Count only the lines of the records that hold "icon", then give the number without any other words.

[Data tied to figure images]
▼
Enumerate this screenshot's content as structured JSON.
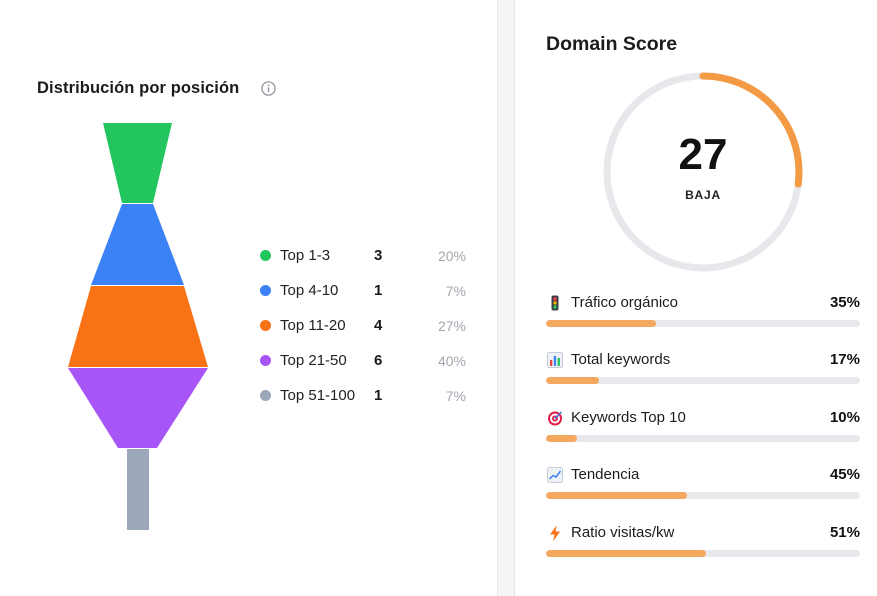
{
  "distribution": {
    "title": "Distribución por posición",
    "info_icon": "info-circle-icon",
    "rows": [
      {
        "label": "Top 1-3",
        "count": "3",
        "pct": "20%",
        "color": "#22c55e"
      },
      {
        "label": "Top 4-10",
        "count": "1",
        "pct": "7%",
        "color": "#3b82f6"
      },
      {
        "label": "Top 11-20",
        "count": "4",
        "pct": "27%",
        "color": "#f97316"
      },
      {
        "label": "Top 21-50",
        "count": "6",
        "pct": "40%",
        "color": "#a855f7"
      },
      {
        "label": "Top 51-100",
        "count": "1",
        "pct": "7%",
        "color": "#9ca8ba"
      }
    ]
  },
  "domain_score": {
    "title": "Domain Score",
    "value": "27",
    "value_fraction": 0.27,
    "label": "BAJA",
    "accent_color": "#f59a44",
    "track_color": "#e7e8eb",
    "metrics": [
      {
        "icon": "traffic-light-icon",
        "label": "Tráfico orgánico",
        "pct": "35%",
        "value": 0.35
      },
      {
        "icon": "bar-chart-icon",
        "label": "Total keywords",
        "pct": "17%",
        "value": 0.17
      },
      {
        "icon": "target-icon",
        "label": "Keywords Top 10",
        "pct": "10%",
        "value": 0.1
      },
      {
        "icon": "trend-chart-icon",
        "label": "Tendencia",
        "pct": "45%",
        "value": 0.45
      },
      {
        "icon": "lightning-icon",
        "label": "Ratio visitas/kw",
        "pct": "51%",
        "value": 0.51
      }
    ]
  }
}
▲
== Output of the task ==
6